-- Start of Supplied passage --

By Maria Buenano
America has a capitalist economic system, so free enterprise must be considered when addressing government regulation on business practices. Under free enterprise, businesses are held accountable by customers and business competitors to a greater extent than in other systems. This is important because it allows a business to build a solid reputation and a loyal customer base. When customers have the freedom to shop at competing businesses, the most trustworthy business tends to come out on top. Customers will not return to a business that does not follow through with its claims. If a company makes a dishonest claim and loses customers as a result of it, that company will have to change its ways in order to avoid going out of business. Because customers have the freedom to choose between competing companies, the companies are held accountable by both customers and competitors.

-- End of Supplied passage --

What you need to do:
[1] Translate this sentence from the essay on free enterprise into Spanish: "Customers will not return to a business that does not follow through with its claims."
[2] Carry on the essay on free enterprise, picking up after its final sentence.
The records have nothing to do with the essay on free enterprise.

-- Start of Stored records --

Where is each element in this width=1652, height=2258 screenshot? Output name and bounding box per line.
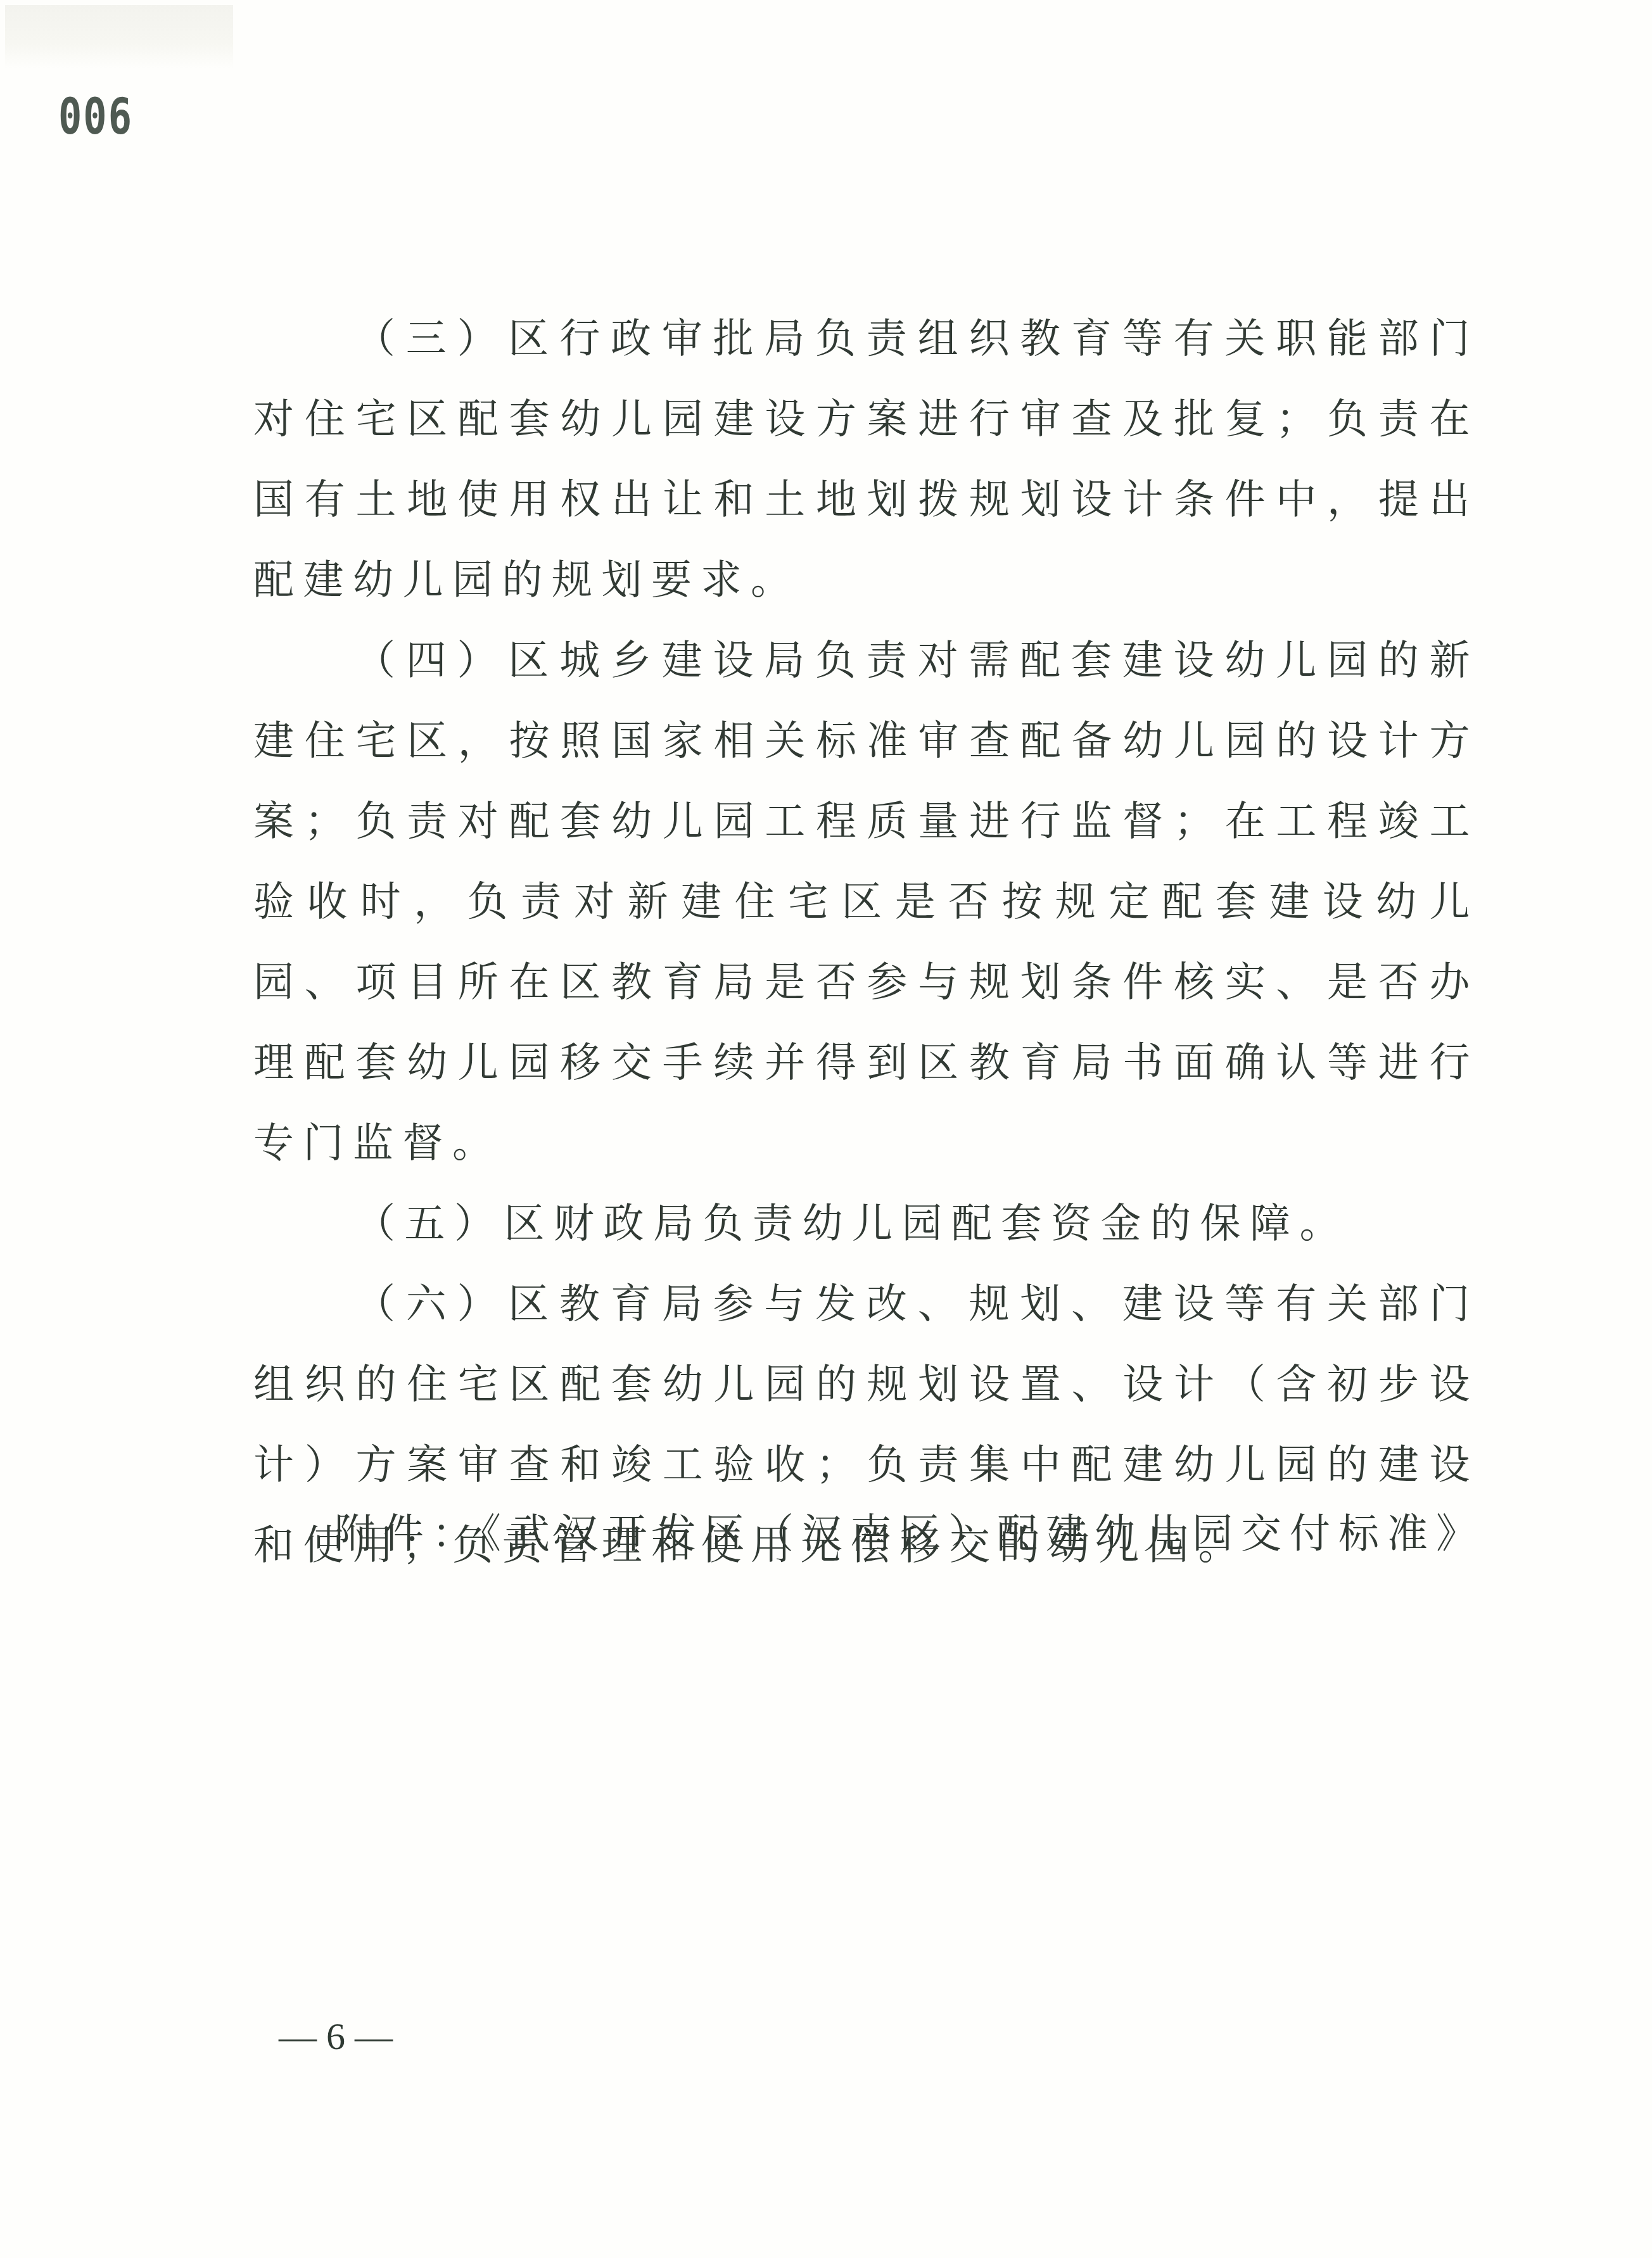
paragraph-four: （四）区城乡建设局负责对需配套建设幼儿园的新建住宅区，按照国家相关标准审查配备幼… [253,621,1479,1184]
stamp-page-number: 006 [58,87,133,145]
scan-artifact [5,5,233,68]
page-footer-number: — 6 — [279,2014,393,2058]
attachment-note: 附件：《武汉开发区（汉南区）配建幼儿园交付标准》 [334,1502,1485,1566]
document-body: （三）区行政审批局负责组织教育等有关职能部门对住宅区配套幼儿园建设方案进行审查及… [253,299,1479,1586]
paragraph-five: （五）区财政局负责幼儿园配套资金的保障。 [253,1184,1479,1264]
paragraph-three: （三）区行政审批局负责组织教育等有关职能部门对住宅区配套幼儿园建设方案进行审查及… [253,299,1479,621]
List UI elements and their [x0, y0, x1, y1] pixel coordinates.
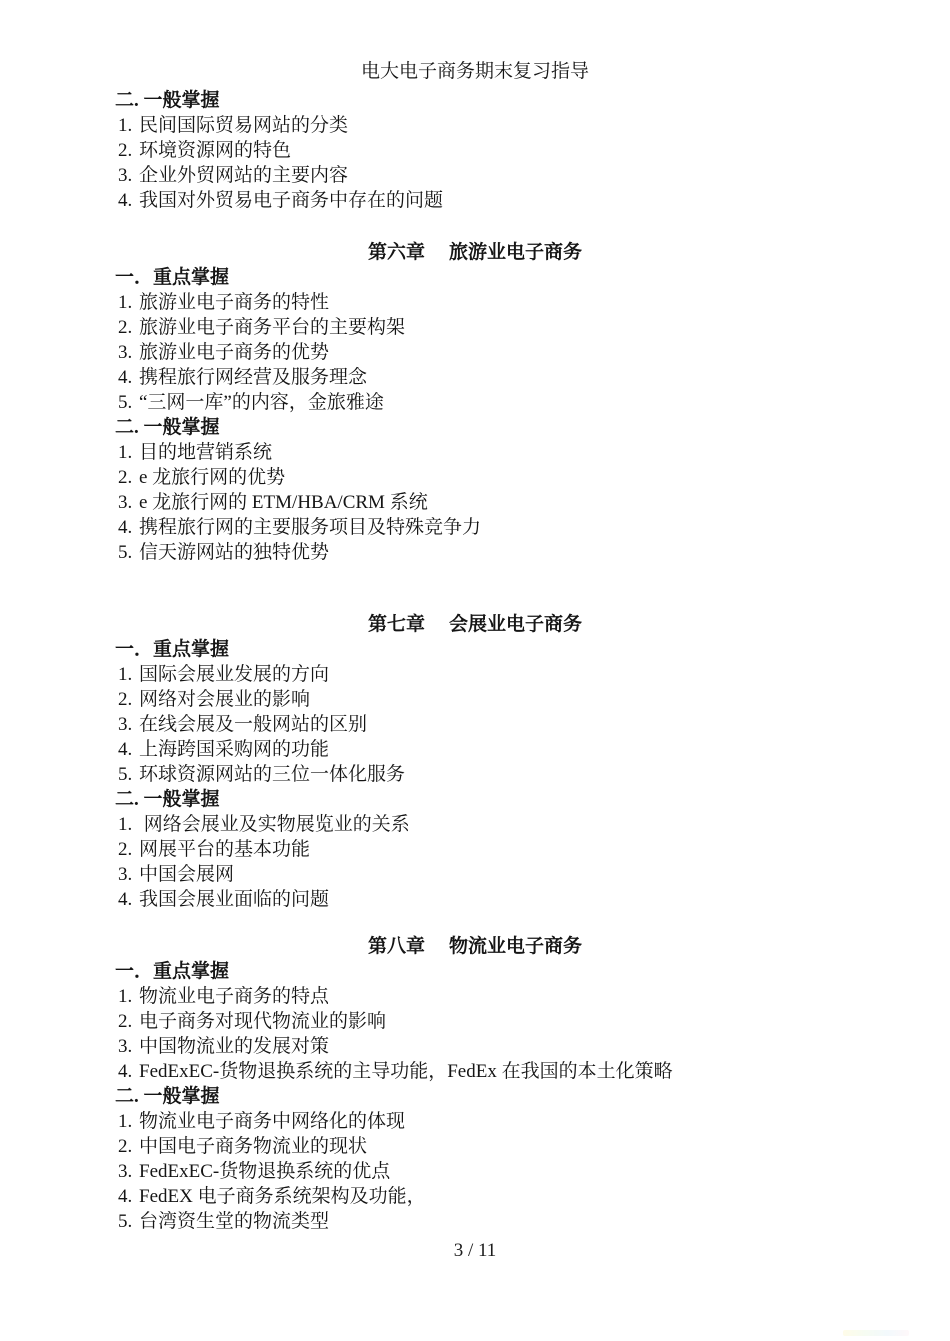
- section-header-key: 一．重点掌握: [0, 265, 950, 290]
- list-item: 1.国际会展业发展的方向: [0, 662, 950, 687]
- item-number: 2.: [118, 315, 139, 340]
- item-text: 中国物流业的发展对策: [139, 1036, 329, 1057]
- list-item: 2.环境资源网的特色: [0, 138, 950, 163]
- item-number: 2.: [118, 465, 139, 490]
- item-text: 目的地营销系统: [139, 442, 272, 463]
- list-item: 2.网络对会展业的影响: [0, 687, 950, 712]
- list-item: 5.台湾资生堂的物流类型: [0, 1209, 950, 1234]
- item-number: 1.: [118, 440, 139, 465]
- item-number: 4.: [118, 737, 139, 762]
- chapter-number: 第七章: [368, 614, 425, 635]
- item-number: 4.: [118, 188, 139, 213]
- item-number: 3.: [118, 862, 139, 887]
- item-text: 上海跨国采购网的功能: [139, 739, 329, 760]
- document-title: 电大电子商务期末复习指导: [0, 59, 950, 84]
- item-number: 4.: [118, 515, 139, 540]
- chapter-number: 第六章: [368, 242, 425, 263]
- section-header-general: 二. 一般掌握: [0, 88, 950, 113]
- item-text: 企业外贸网站的主要内容: [139, 165, 348, 186]
- section-header-general: 二. 一般掌握: [0, 415, 950, 440]
- item-text: 网络会展业及实物展览业的关系: [139, 814, 410, 835]
- list-item: 4.我国对外贸易电子商务中存在的问题: [0, 188, 950, 213]
- item-number: 4.: [118, 365, 139, 390]
- item-text: 环球资源网站的三位一体化服务: [139, 764, 405, 785]
- list-item: 4.上海跨国采购网的功能: [0, 737, 950, 762]
- item-number: 3.: [118, 712, 139, 737]
- list-item: 2.网展平台的基本功能: [0, 837, 950, 862]
- list-item: 4.FedEX 电子商务系统架构及功能，: [0, 1184, 950, 1209]
- list-item: 2.中国电子商务物流业的现状: [0, 1134, 950, 1159]
- list-item: 3.e 龙旅行网的 ETM/HBA/CRM 系统: [0, 490, 950, 515]
- item-number: 1.: [118, 662, 139, 687]
- item-number: 1.: [118, 1109, 139, 1134]
- section-header-general: 二. 一般掌握: [0, 1084, 950, 1109]
- item-text: 国际会展业发展的方向: [139, 664, 329, 685]
- list-item: 2.旅游业电子商务平台的主要构架: [0, 315, 950, 340]
- study-point-list: 1.物流业电子商务中网络化的体现2.中国电子商务物流业的现状3.FedExEC-…: [0, 1109, 950, 1234]
- item-number: 3.: [118, 1034, 139, 1059]
- study-point-list: 1.目的地营销系统2.e 龙旅行网的优势3.e 龙旅行网的 ETM/HBA/CR…: [0, 440, 950, 565]
- item-text: 旅游业电子商务的优势: [139, 342, 329, 363]
- list-item: 3.在线会展及一般网站的区别: [0, 712, 950, 737]
- item-text: 民间国际贸易网站的分类: [139, 115, 348, 136]
- list-item: 1. 网络会展业及实物展览业的关系: [0, 812, 950, 837]
- item-text: 我国会展业面临的问题: [139, 889, 329, 910]
- item-text: 携程旅行网的主要服务项目及特殊竞争力: [139, 517, 481, 538]
- chapter-number: 第八章: [368, 936, 425, 957]
- study-point-list: 1.民间国际贸易网站的分类2.环境资源网的特色3.企业外贸网站的主要内容4.我国…: [0, 113, 950, 213]
- chapter-title: 会展业电子商务: [449, 614, 582, 635]
- item-text: e 龙旅行网的 ETM/HBA/CRM 系统: [139, 492, 428, 513]
- list-item: 4.我国会展业面临的问题: [0, 887, 950, 912]
- item-text: 中国电子商务物流业的现状: [139, 1136, 367, 1157]
- faint-watermark: [843, 1330, 909, 1336]
- list-item: 1.旅游业电子商务的特性: [0, 290, 950, 315]
- list-item: 5.“三网一库”的内容，金旅雅途: [0, 390, 950, 415]
- item-text: 旅游业电子商务的特性: [139, 292, 329, 313]
- page-number: 3 / 11: [0, 1238, 950, 1263]
- item-number: 1.: [118, 984, 139, 1009]
- item-text: FedEX 电子商务系统架构及功能，: [139, 1186, 426, 1207]
- item-number: 2.: [118, 687, 139, 712]
- list-item: 1.民间国际贸易网站的分类: [0, 113, 950, 138]
- item-text: 中国会展网: [139, 864, 234, 885]
- list-item: 4.携程旅行网的主要服务项目及特殊竞争力: [0, 515, 950, 540]
- item-number: 4.: [118, 1059, 139, 1084]
- list-item: 3.中国物流业的发展对策: [0, 1034, 950, 1059]
- item-text: FedExEC-货物退换系统的优点: [139, 1161, 390, 1182]
- list-item: 5.环球资源网站的三位一体化服务: [0, 762, 950, 787]
- item-number: 4.: [118, 887, 139, 912]
- document-page: 电大电子商务期末复习指导 二. 一般掌握 1.民间国际贸易网站的分类2.环境资源…: [0, 0, 950, 1341]
- list-item: 4.携程旅行网经营及服务理念: [0, 365, 950, 390]
- list-item: 1.目的地营销系统: [0, 440, 950, 465]
- item-number: 5.: [118, 762, 139, 787]
- item-number: 5.: [118, 1209, 139, 1234]
- item-number: 2.: [118, 1009, 139, 1034]
- list-item: 4.FedExEC-货物退换系统的主导功能，FedEx 在我国的本土化策略: [0, 1059, 950, 1084]
- item-text: 网络对会展业的影响: [139, 689, 310, 710]
- study-point-list: 1.国际会展业发展的方向2.网络对会展业的影响3.在线会展及一般网站的区别4.上…: [0, 662, 950, 787]
- item-text: “三网一库”的内容，金旅雅途: [139, 392, 384, 413]
- item-number: 4.: [118, 1184, 139, 1209]
- item-number: 5.: [118, 390, 139, 415]
- study-point-list: 1.物流业电子商务的特点2.电子商务对现代物流业的影响3.中国物流业的发展对策4…: [0, 984, 950, 1084]
- item-text: 旅游业电子商务平台的主要构架: [139, 317, 405, 338]
- chapter-title: 物流业电子商务: [449, 936, 582, 957]
- item-number: 3.: [118, 1159, 139, 1184]
- section-header-key: 一．重点掌握: [0, 637, 950, 662]
- item-text: 台湾资生堂的物流类型: [139, 1211, 329, 1232]
- item-text: 物流业电子商务中网络化的体现: [139, 1111, 405, 1132]
- section-header-key: 一．重点掌握: [0, 959, 950, 984]
- study-point-list: 1.旅游业电子商务的特性2.旅游业电子商务平台的主要构架3.旅游业电子商务的优势…: [0, 290, 950, 415]
- item-number: 2.: [118, 138, 139, 163]
- list-item: 3.FedExEC-货物退换系统的优点: [0, 1159, 950, 1184]
- list-item: 5.信天游网站的独特优势: [0, 540, 950, 565]
- item-number: 2.: [118, 1134, 139, 1159]
- item-number: 2.: [118, 837, 139, 862]
- item-text: 在线会展及一般网站的区别: [139, 714, 367, 735]
- item-text: 我国对外贸易电子商务中存在的问题: [139, 190, 443, 211]
- list-item: 1.物流业电子商务中网络化的体现: [0, 1109, 950, 1134]
- item-text: e 龙旅行网的优势: [139, 467, 285, 488]
- section-header-general: 二. 一般掌握: [0, 787, 950, 812]
- item-number: 1.: [118, 113, 139, 138]
- list-item: 2.e 龙旅行网的优势: [0, 465, 950, 490]
- item-text: 携程旅行网经营及服务理念: [139, 367, 367, 388]
- item-number: 1.: [118, 812, 139, 837]
- list-item: 3.中国会展网: [0, 862, 950, 887]
- chapter-heading-8: 第八章物流业电子商务: [0, 934, 950, 959]
- item-text: 电子商务对现代物流业的影响: [139, 1011, 386, 1032]
- item-text: 信天游网站的独特优势: [139, 542, 329, 563]
- list-item: 3.旅游业电子商务的优势: [0, 340, 950, 365]
- study-point-list: 1. 网络会展业及实物展览业的关系2.网展平台的基本功能3.中国会展网4.我国会…: [0, 812, 950, 912]
- item-number: 5.: [118, 540, 139, 565]
- list-item: 2.电子商务对现代物流业的影响: [0, 1009, 950, 1034]
- item-number: 3.: [118, 340, 139, 365]
- item-number: 1.: [118, 290, 139, 315]
- item-text: 环境资源网的特色: [139, 140, 291, 161]
- item-text: 网展平台的基本功能: [139, 839, 310, 860]
- list-item: 3.企业外贸网站的主要内容: [0, 163, 950, 188]
- item-text: 物流业电子商务的特点: [139, 986, 329, 1007]
- chapter-heading-6: 第六章旅游业电子商务: [0, 240, 950, 265]
- item-number: 3.: [118, 490, 139, 515]
- item-text: FedExEC-货物退换系统的主导功能，FedEx 在我国的本土化策略: [139, 1061, 673, 1082]
- item-number: 3.: [118, 163, 139, 188]
- list-item: 1.物流业电子商务的特点: [0, 984, 950, 1009]
- chapter-title: 旅游业电子商务: [449, 242, 582, 263]
- chapter-heading-7: 第七章会展业电子商务: [0, 612, 950, 637]
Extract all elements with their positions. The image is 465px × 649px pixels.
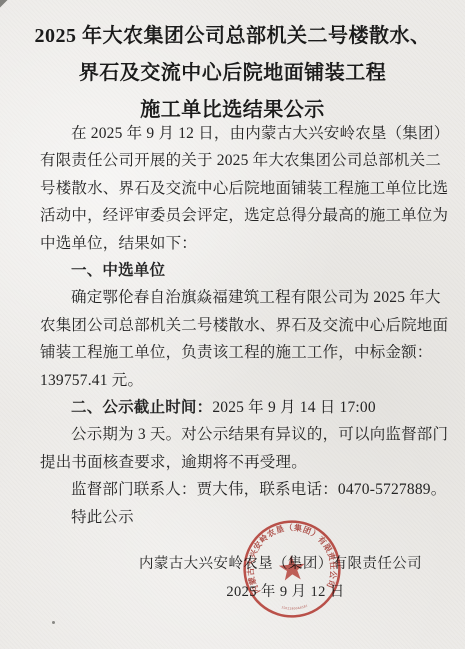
heading-publicity-deadline: 二、公示截止时间：2025 年 9 月 14 日 17:00 — [40, 394, 434, 421]
document-title: 2025 年大农集团公司总部机关二号楼散水、界石及交流中心后院地面铺装工程施工单… — [0, 18, 465, 129]
title-line: 界石及交流中心后院地面铺装工程 — [0, 55, 465, 92]
star-icon — [278, 555, 305, 581]
paragraph-line: 有限责任公司开展的关于 2025 年大农集团公司总部机关二 — [40, 147, 434, 174]
heading-selected-unit: 一、中选单位 — [40, 257, 434, 284]
paragraph-line: 活动中，经评审委员会评定，选定总得分最高的施工单位为 — [40, 202, 434, 229]
contact-line: 监督部门联系人：贾大伟，联系电话：0470-5727889。 — [40, 476, 434, 503]
paragraph-line: 在 2025 年 9 月 12 日，由内蒙古大兴安岭农垦（集团） — [40, 120, 434, 147]
paragraph-opening: 在 2025 年 9 月 12 日，由内蒙古大兴安岭农垦（集团）有限责任公司开展… — [40, 120, 434, 257]
paragraph-line: 中选单位，结果如下： — [40, 230, 434, 257]
paragraph-selection-result: 确定鄂伦春自治旗焱福建筑工程有限公司为 2025 年大农集团公司总部机关二号楼散… — [40, 284, 434, 394]
paragraph-line: 公示期为 3 天。对公示结果有异议的，可以向监督部门 — [40, 421, 434, 448]
paragraph-line: 号楼散水、界石及交流中心后院地面铺装工程施工单位比选 — [40, 175, 434, 202]
deadline-label: 二、公示截止时间： — [71, 399, 212, 416]
paragraph-line: 农集团公司总部机关二号楼散水、界石及交流中心后院地面 — [40, 312, 434, 339]
title-line: 2025 年大农集团公司总部机关二号楼散水、 — [0, 18, 465, 55]
document-body: 在 2025 年 9 月 12 日，由内蒙古大兴安岭农垦（集团）有限责任公司开展… — [40, 120, 434, 531]
paragraph-line: 139757.41 元。 — [40, 367, 434, 394]
paragraph-line: 铺装工程施工单位，负责该工程的施工工作，中标金额： — [40, 339, 434, 366]
official-seal: 内蒙古大兴安岭农垦（集团）有限责任公司 1502280046381 — [230, 507, 354, 631]
document-page: 2025 年大农集团公司总部机关二号楼散水、界石及交流中心后院地面铺装工程施工单… — [0, 0, 465, 649]
paragraph-objection: 公示期为 3 天。对公示结果有异议的，可以向监督部门提出书面核查要求，逾期将不再… — [40, 421, 434, 476]
paragraph-line: 提出书面核查要求，逾期将不再受理。 — [40, 449, 434, 476]
svg-text:1502280046381: 1502280046381 — [281, 603, 309, 611]
scan-artifact-corner — [0, 0, 10, 10]
paragraph-line: 确定鄂伦春自治旗焱福建筑工程有限公司为 2025 年大 — [40, 284, 434, 311]
deadline-value: 2025 年 9 月 14 日 17:00 — [212, 399, 376, 416]
seal-code: 1502280046381 — [281, 603, 309, 611]
scan-artifact-dot — [52, 621, 55, 624]
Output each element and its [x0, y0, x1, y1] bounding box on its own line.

-- End of Stored records --

Task answers:
[1] Los clientes no volverán a un negocio que no cumpla con lo que afirma.

[2]
Despite this, competition will not solve all of the potential problems that may arise as a result of business exchanges, and a certain level of dishonesty and corruption are inevitable whenever human beings are involved in trade of any fashion due to the self-serving nature that human beings exhibit. However, human nature can be used to the advantage of the greater good when free exchange is relatively uninhibited within any market system. To a certain degree, competitors are successful because of their self-serving nature. Professor and author, Dr. Sylvester Petro, explains that “competition is not a mode of conduct that anyone has to promote institutionally. It develops naturally and necessarily among persons who are free to pursue their own interests. Whatever one’s personal interest or objective may be…the consequence of pursuing it puts him in competition with all who share that objective.” 2 By pursuing what interests them, individuals can create innovative and competitive products because they have more incentive to succeed by doing so honestly rather than dishonestly within a free market system. Free market competition increases the honesty produced between transactional parties while minimizing potential dishonesty proportionately within the given industry. With this in mind, antitrust regulations designed to maintain competition have been set in place with the intention of preventing dishonest business practices from escalating and potentially corrupting industries.
The federal government has set these specific regulations in place to prevent monopolies and boycotts that diminish competition and hinder companies’ accountability. These regulations fall under the jurisdictions of the Interstate Commerce Act of 1887, the Clayton Act, the Federal Trade Commission Act, the Robinson-Patman Act of 1936, and the Sherman Antitrust Act of 1890. “These laws are enforced in four ways: (1) by the US Department of Justice, Antitrust Division; (2) by the Federal Trade Commission; (3) by state attorneys general; and (4) by private litigants.” 1 These specific, basic regulations were put in place to reduce exploitation and dishonest business practices that solely hinder competition and are not maintained in order to limit free exchange nor reduce the amount of profit a business can take in.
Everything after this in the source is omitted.